— START MATERIAL FOR THE TASK —
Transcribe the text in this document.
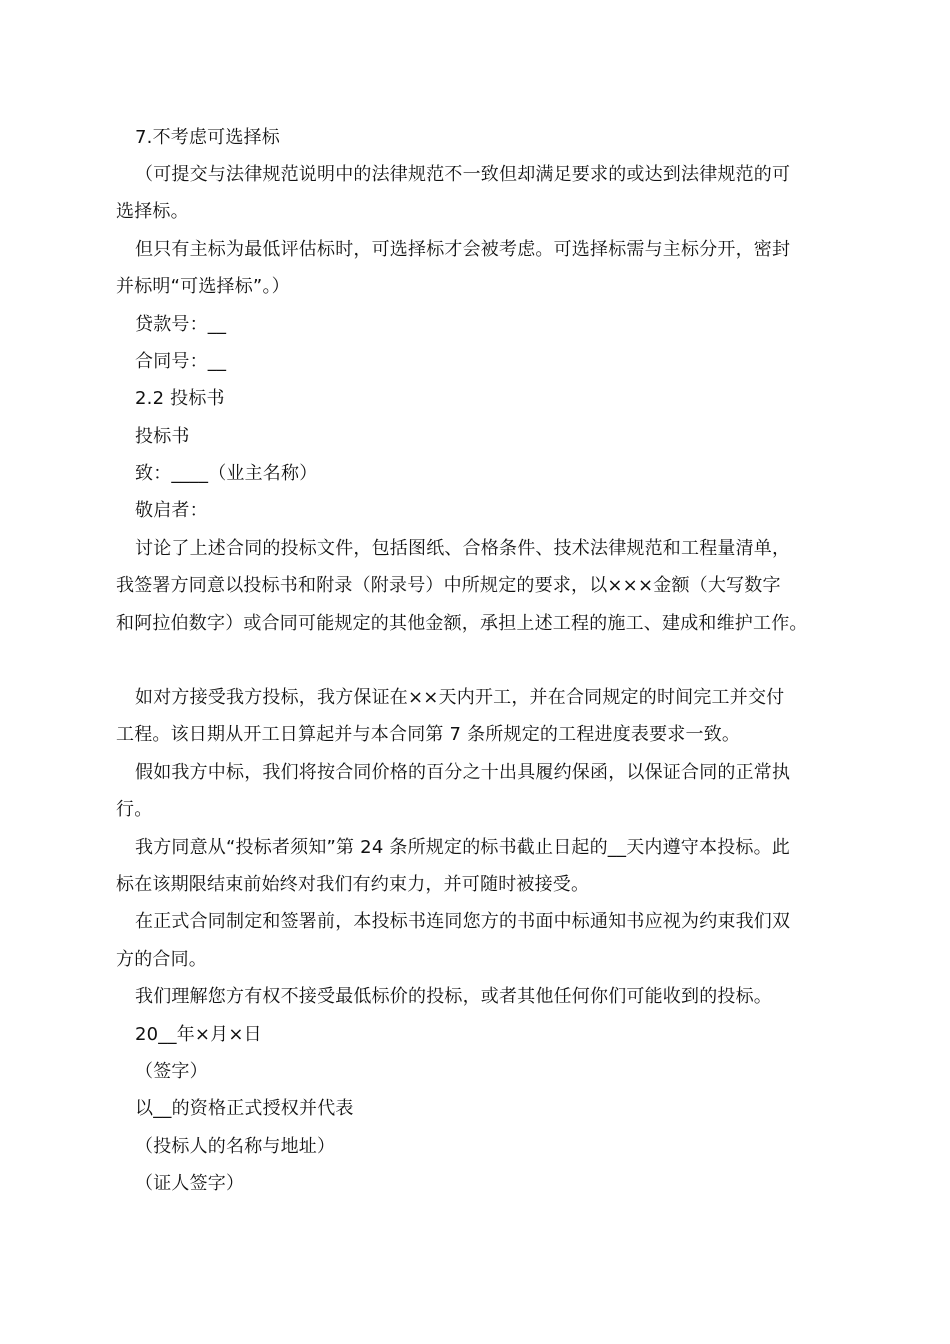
7.不考虑可选择标
（可提交与法律规范说明中的法律规范不一致但却满足要求的或达到法律规范的可
选择标。
但只有主标为最低评估标时，可选择标才会被考虑。可选择标需与主标分开，密封
并标明“可选择标”。）
贷款号：__
合同号：__
2.2 投标书
投标书
致：____（业主名称）
敬启者：
讨论了上述合同的投标文件，包括图纸、合格条件、技术法律规范和工程量清单，
我签署方同意以投标书和附录（附录号）中所规定的要求，以×××金额（大写数字
和阿拉伯数字）或合同可能规定的其他金额，承担上述工程的施工、建成和维护工作。
如对方接受我方投标，我方保证在××天内开工，并在合同规定的时间完工并交付
工程。该日期从开工日算起并与本合同第 7 条所规定的工程进度表要求一致。
假如我方中标，我们将按合同价格的百分之十出具履约保函，以保证合同的正常执
行。
我方同意从“投标者须知”第 24 条所规定的标书截止日起的__天内遵守本投标。此
标在该期限结束前始终对我们有约束力，并可随时被接受。
在正式合同制定和签署前，本投标书连同您方的书面中标通知书应视为约束我们双
方的合同。
我们理解您方有权不接受最低标价的投标，或者其他任何你们可能收到的投标。
20__年×月×日
（签字）
以__的资格正式授权并代表
（投标人的名称与地址）
（证人签字）
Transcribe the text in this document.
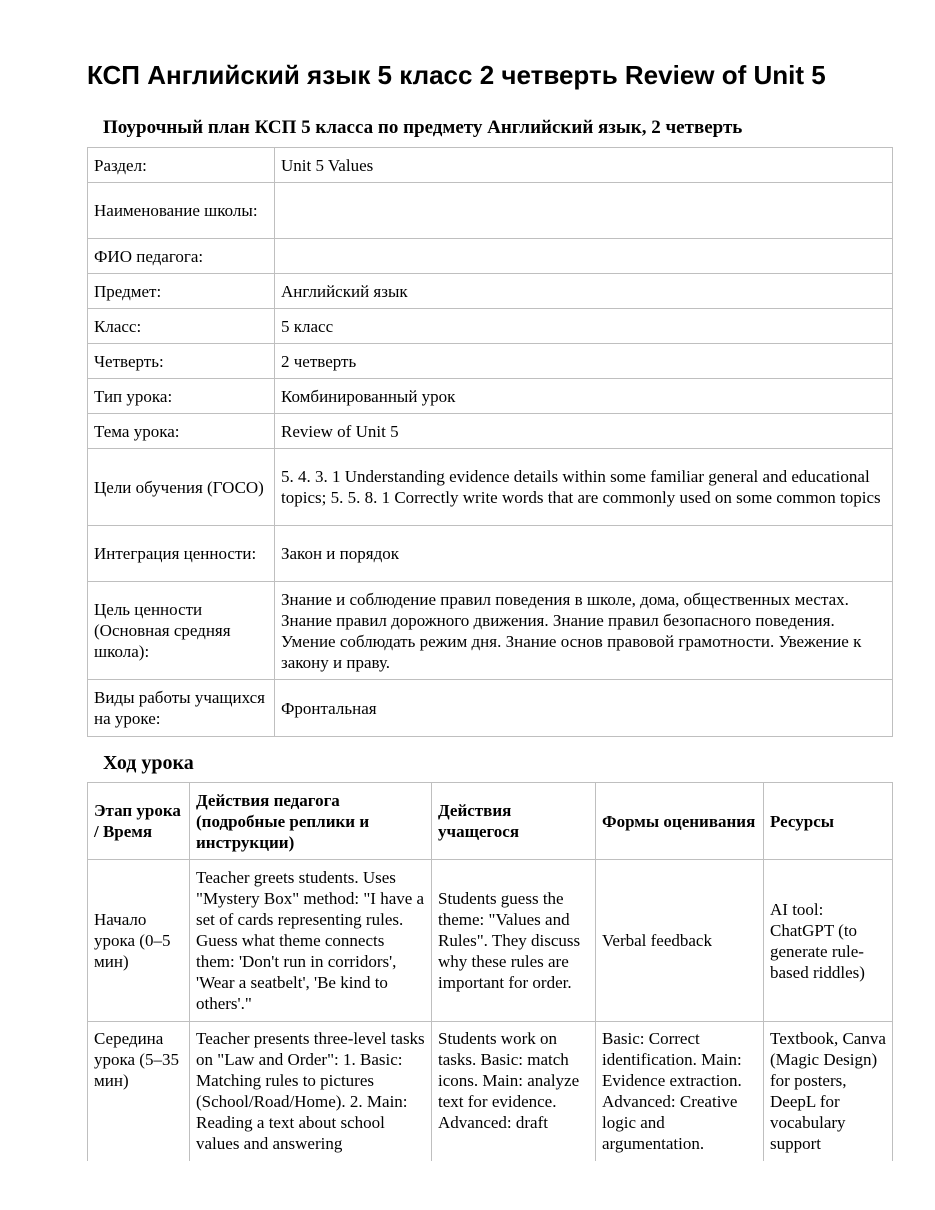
КСП Английский язык 5 класс 2 четверть Review of Unit 5
Поурочный план КСП 5 класса по предмету Английский язык, 2 четверть
Раздел:	Unit 5 Values
Наименование школы:	
ФИО педагога:	
Предмет:	Английский язык
Класс:	5 класс
Четверть:	2 четверть
Тип урока:	Комбинированный урок
Тема урока:	Review of Unit 5
Цели обучения (ГОСО)	5. 4. 3. 1 Understanding evidence details within some familiar general and educational topics; 5. 5. 8. 1 Correctly write words that are commonly used on some common topics
Интеграция ценности:	Закон и порядок
Цель ценности (Основная средняя школа):	Знание и соблюдение правил поведения в школе, дома, общественных местах. Знание правил дорожного движения. Знание правил безопасного поведения. Умение соблюдать режим дня. Знание основ правовой грамотности. Увежение к закону и праву.
Виды работы учащихся на уроке:	Фронтальная
Ход урока
Этап урока / Время	Действия педагога (подробные реплики и инструкции)	Действия учащегося	Формы оценивания	Ресурсы
Начало урока (0–5 мин)	Teacher greets students. Uses "Mystery Box" method: "I have a set of cards representing rules. Guess what theme connects them: 'Don't run in corridors', 'Wear a seatbelt', 'Be kind to others'."	Students guess the theme: "Values and Rules". They discuss why these rules are important for order.	Verbal feedback	AI tool: ChatGPT (to generate rule-based riddles)
Середина урока (5–35 мин)	Teacher presents three-level tasks on "Law and Order": 1. Basic: Matching rules to pictures (School/Road/Home). 2. Main: Reading a text about school values and answering	Students work on tasks. Basic: match icons. Main: analyze text for evidence. Advanced: draft	Basic: Correct identification. Main: Evidence extraction. Advanced: Creative logic and argumentation.	Textbook, Canva (Magic Design) for posters, DeepL for vocabulary support
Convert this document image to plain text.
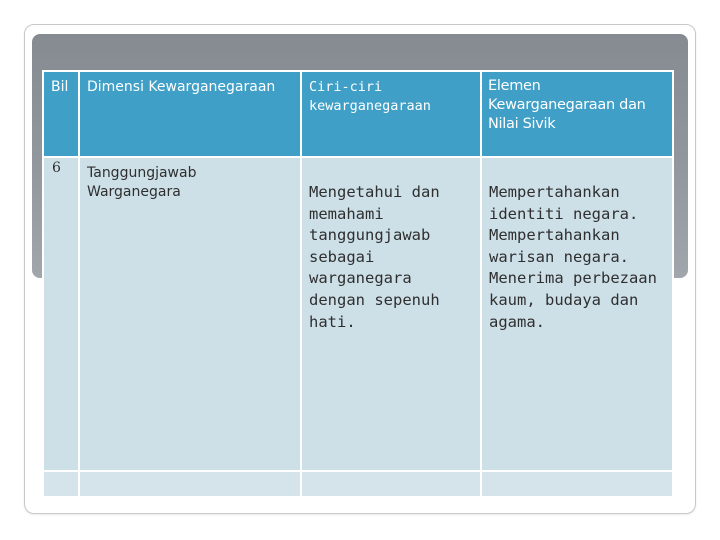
Bil	Dimensi Kewarganegaraan	Ciri-ciri kewarganegaraan	Elemen Kewarganegaraan dan Nilai Sivik

6	Tanggungjawab Warganegara	Mengetahui dan memahami tanggungjawab sebagai warganegara dengan sepenuh hati.	Mempertahankan identiti negara. Mempertahankan warisan negara. Menerima perbezaan kaum, budaya dan agama.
— END MATERIAL FOR THE TASK —
GIVEN TASK - Make an exact copy of only those lines that run from the line with "Convert this document image to plain text." through the end of the records, excluding pictures.

ANSWER TO THIS TASK -
Convert this document image to plain text.
Bil	Dimensi Kewarganegaraan	Ciri-ciri kewarganegaraan	Elemen Kewarganegaraan dan Nilai Sivik

6	Tanggungjawab Warganegara	Mengetahui dan memahami tanggungjawab sebagai warganegara dengan sepenuh hati.	Mempertahankan identiti negara. Mempertahankan warisan negara. Menerima perbezaan kaum, budaya dan agama.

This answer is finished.